◆ TASK BRIEF
For each line in the data below that holds "deteção", return a copy.

◆ DATA IN THIS EXERCISE
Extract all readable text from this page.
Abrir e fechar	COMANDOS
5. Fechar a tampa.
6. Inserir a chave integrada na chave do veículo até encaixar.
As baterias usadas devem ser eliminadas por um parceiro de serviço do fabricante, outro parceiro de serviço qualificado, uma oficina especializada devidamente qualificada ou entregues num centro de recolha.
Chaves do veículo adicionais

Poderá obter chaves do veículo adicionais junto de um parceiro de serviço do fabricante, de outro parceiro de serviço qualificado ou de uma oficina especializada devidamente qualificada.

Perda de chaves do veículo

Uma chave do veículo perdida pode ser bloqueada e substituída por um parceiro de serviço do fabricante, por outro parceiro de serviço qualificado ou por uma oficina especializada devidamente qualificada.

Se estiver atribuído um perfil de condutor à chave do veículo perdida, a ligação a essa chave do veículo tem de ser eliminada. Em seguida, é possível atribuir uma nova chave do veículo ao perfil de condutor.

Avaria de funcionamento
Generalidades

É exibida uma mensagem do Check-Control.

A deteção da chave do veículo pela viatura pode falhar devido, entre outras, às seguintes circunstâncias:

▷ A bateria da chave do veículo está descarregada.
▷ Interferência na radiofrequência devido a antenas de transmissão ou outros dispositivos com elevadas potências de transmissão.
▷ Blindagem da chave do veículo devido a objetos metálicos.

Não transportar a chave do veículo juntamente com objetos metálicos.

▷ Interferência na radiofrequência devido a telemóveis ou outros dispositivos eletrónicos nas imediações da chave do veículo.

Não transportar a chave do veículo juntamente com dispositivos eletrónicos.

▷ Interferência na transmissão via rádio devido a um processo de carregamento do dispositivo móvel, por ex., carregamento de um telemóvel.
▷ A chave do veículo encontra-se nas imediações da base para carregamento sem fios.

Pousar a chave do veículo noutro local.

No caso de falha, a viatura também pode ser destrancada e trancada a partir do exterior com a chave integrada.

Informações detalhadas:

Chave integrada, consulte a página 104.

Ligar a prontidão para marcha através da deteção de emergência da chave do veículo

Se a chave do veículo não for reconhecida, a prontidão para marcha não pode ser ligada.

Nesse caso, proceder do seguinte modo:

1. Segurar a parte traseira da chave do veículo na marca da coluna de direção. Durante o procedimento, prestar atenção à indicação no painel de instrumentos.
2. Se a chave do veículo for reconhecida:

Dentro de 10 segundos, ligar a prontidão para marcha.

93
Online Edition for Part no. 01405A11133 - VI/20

◆ TASK SOLUTION
A deteção da chave do veículo pela viatura pode falhar devido, entre outras, às seguintes circunstâncias:
Ligar a prontidão para marcha através da deteção de emergência da chave do veículo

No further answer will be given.